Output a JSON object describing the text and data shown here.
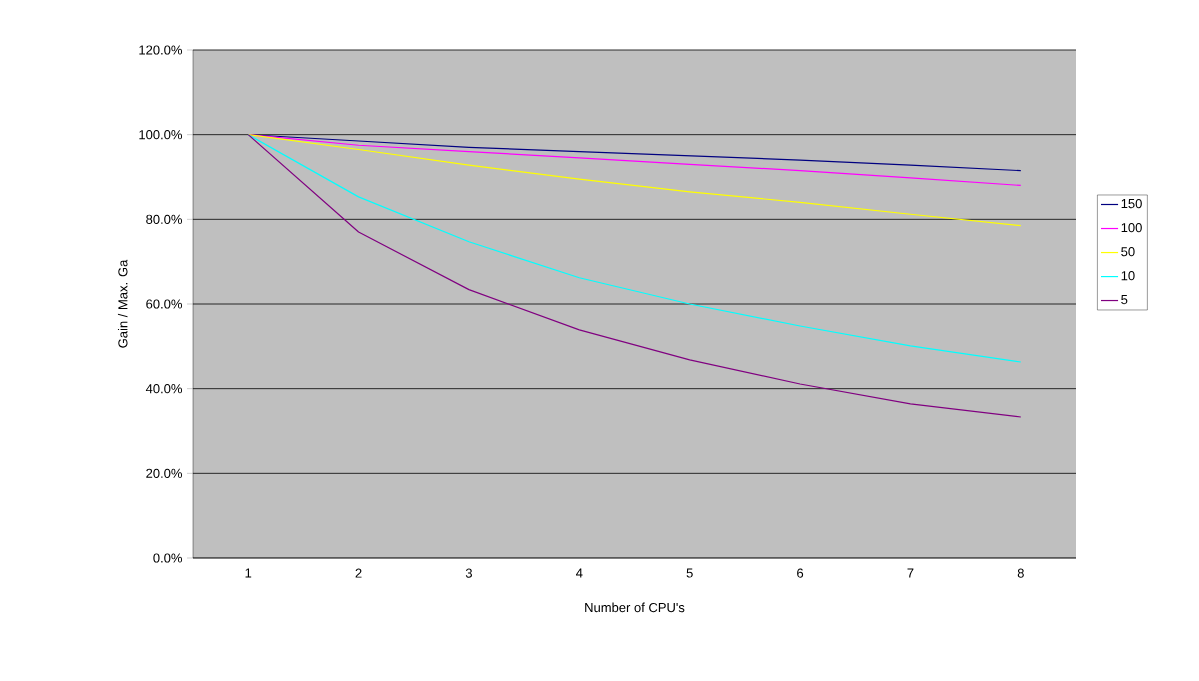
{
  "chart_data": {
    "type": "line",
    "xlabel": "Number of CPU's",
    "ylabel": "Gain / Max. Ga",
    "categories": [
      "1",
      "2",
      "3",
      "4",
      "5",
      "6",
      "7",
      "8"
    ],
    "series": [
      {
        "name": "150",
        "color": "#000080",
        "values": [
          100,
          98.5,
          97,
          96,
          95,
          94,
          92.8,
          91.5
        ]
      },
      {
        "name": "100",
        "color": "#ff00ff",
        "values": [
          100,
          97.5,
          96,
          94.5,
          93,
          91.5,
          89.8,
          88
        ]
      },
      {
        "name": "50",
        "color": "#ffff00",
        "values": [
          100,
          96.5,
          92.8,
          89.5,
          86.5,
          84,
          81.2,
          78.5
        ]
      },
      {
        "name": "10",
        "color": "#00ffff",
        "values": [
          100,
          85.3,
          74.7,
          66.2,
          60,
          54.8,
          50.1,
          46.3
        ]
      },
      {
        "name": "5",
        "color": "#800080",
        "values": [
          100,
          77,
          63.4,
          53.9,
          46.8,
          41.1,
          36.4,
          33.3
        ]
      }
    ],
    "ylim": [
      0,
      120
    ],
    "yticks": [
      {
        "value": 0,
        "label": "0.0%"
      },
      {
        "value": 20,
        "label": "20.0%"
      },
      {
        "value": 40,
        "label": "40.0%"
      },
      {
        "value": 60,
        "label": "60.0%"
      },
      {
        "value": 80,
        "label": "80.0%"
      },
      {
        "value": 100,
        "label": "100.0%"
      },
      {
        "value": 120,
        "label": "120.0%"
      }
    ],
    "grid": "y",
    "legend": "right",
    "marker": "none",
    "line_style": "solid"
  }
}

-- -- --

### What needs to be done
Restate each entry word for word, please, but drop any images it holds.

### Answer below
Output a JSON object describing the text and data shown here.
{
  "chart_data": {
    "type": "line",
    "xlabel": "Number of CPU's",
    "ylabel": "Gain / Max. Ga",
    "categories": [
      "1",
      "2",
      "3",
      "4",
      "5",
      "6",
      "7",
      "8"
    ],
    "series": [
      {
        "name": "150",
        "color": "#000080",
        "values": [
          100,
          98.5,
          97,
          96,
          95,
          94,
          92.8,
          91.5
        ]
      },
      {
        "name": "100",
        "color": "#ff00ff",
        "values": [
          100,
          97.5,
          96,
          94.5,
          93,
          91.5,
          89.8,
          88
        ]
      },
      {
        "name": "50",
        "color": "#ffff00",
        "values": [
          100,
          96.5,
          92.8,
          89.5,
          86.5,
          84,
          81.2,
          78.5
        ]
      },
      {
        "name": "10",
        "color": "#00ffff",
        "values": [
          100,
          85.3,
          74.7,
          66.2,
          60,
          54.8,
          50.1,
          46.3
        ]
      },
      {
        "name": "5",
        "color": "#800080",
        "values": [
          100,
          77,
          63.4,
          53.9,
          46.8,
          41.1,
          36.4,
          33.3
        ]
      }
    ],
    "ylim": [
      0,
      120
    ],
    "yticks": [
      {
        "value": 0,
        "label": "0.0%"
      },
      {
        "value": 20,
        "label": "20.0%"
      },
      {
        "value": 40,
        "label": "40.0%"
      },
      {
        "value": 60,
        "label": "60.0%"
      },
      {
        "value": 80,
        "label": "80.0%"
      },
      {
        "value": 100,
        "label": "100.0%"
      },
      {
        "value": 120,
        "label": "120.0%"
      }
    ],
    "grid": "y",
    "legend": "right",
    "marker": "none",
    "line_style": "solid"
  }
}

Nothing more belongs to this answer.